(Figure contents as structured data)
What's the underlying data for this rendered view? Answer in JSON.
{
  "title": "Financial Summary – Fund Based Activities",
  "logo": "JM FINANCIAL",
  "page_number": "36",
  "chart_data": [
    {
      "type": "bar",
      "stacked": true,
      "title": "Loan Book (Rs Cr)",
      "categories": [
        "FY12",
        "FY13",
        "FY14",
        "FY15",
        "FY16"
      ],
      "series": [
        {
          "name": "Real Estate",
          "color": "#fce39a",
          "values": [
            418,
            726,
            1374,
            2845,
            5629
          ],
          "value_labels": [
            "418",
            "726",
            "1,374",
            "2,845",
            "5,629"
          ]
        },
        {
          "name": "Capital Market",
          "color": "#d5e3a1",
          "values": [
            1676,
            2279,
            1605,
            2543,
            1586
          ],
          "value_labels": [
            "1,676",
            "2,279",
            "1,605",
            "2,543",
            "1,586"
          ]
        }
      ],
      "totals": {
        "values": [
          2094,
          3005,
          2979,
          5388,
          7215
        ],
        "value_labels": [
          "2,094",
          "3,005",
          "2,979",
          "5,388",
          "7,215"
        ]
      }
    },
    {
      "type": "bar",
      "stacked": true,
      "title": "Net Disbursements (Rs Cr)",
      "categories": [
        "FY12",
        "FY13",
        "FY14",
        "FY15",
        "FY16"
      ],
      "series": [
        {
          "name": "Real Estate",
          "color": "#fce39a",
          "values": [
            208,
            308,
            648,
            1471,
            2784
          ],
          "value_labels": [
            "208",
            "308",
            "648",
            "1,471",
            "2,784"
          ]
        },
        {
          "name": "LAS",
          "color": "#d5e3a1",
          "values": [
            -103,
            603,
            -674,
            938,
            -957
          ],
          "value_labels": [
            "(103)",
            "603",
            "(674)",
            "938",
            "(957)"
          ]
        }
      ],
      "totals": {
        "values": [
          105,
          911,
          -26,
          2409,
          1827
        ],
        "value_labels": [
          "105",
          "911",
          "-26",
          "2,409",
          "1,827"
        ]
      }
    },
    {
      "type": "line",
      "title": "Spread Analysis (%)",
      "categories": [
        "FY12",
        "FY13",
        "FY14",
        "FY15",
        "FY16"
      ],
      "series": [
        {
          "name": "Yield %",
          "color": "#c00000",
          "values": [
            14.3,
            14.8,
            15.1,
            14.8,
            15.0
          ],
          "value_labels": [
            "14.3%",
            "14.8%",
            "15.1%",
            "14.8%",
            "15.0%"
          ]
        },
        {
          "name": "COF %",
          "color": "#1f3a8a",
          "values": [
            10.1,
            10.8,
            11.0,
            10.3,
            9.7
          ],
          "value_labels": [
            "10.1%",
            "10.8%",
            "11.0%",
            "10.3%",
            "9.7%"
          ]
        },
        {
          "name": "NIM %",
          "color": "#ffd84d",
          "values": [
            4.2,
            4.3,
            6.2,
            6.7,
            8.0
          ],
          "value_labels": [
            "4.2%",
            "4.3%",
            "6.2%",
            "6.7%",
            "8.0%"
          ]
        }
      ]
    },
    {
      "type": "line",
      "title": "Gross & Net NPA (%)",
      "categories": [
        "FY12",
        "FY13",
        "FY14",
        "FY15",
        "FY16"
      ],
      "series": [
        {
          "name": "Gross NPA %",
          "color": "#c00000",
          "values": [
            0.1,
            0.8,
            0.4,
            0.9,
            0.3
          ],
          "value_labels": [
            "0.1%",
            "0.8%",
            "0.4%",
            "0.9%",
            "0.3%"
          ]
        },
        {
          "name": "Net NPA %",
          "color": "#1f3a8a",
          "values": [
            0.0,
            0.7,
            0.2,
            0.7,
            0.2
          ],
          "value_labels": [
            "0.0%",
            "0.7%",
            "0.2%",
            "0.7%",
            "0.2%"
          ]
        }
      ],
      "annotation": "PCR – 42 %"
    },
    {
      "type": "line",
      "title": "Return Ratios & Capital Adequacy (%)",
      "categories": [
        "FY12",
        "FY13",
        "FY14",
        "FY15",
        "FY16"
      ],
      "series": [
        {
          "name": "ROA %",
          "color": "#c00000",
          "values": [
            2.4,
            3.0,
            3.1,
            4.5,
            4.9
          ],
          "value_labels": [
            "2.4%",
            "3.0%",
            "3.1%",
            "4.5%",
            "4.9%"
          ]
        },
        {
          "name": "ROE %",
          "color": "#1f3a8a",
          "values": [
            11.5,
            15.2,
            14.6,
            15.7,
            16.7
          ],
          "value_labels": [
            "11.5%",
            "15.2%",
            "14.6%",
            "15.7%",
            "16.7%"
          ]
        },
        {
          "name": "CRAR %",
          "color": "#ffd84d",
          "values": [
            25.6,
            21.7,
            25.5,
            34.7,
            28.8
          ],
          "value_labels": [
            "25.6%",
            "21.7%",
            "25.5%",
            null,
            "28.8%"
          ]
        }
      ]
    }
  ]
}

EXERCISE BRIEF: Go through the records and pull out each line that includes the word "Capital".

CORRECT ANSWER:
          "name": "Capital Market",
      "title": "Return Ratios & Capital Adequacy (%)",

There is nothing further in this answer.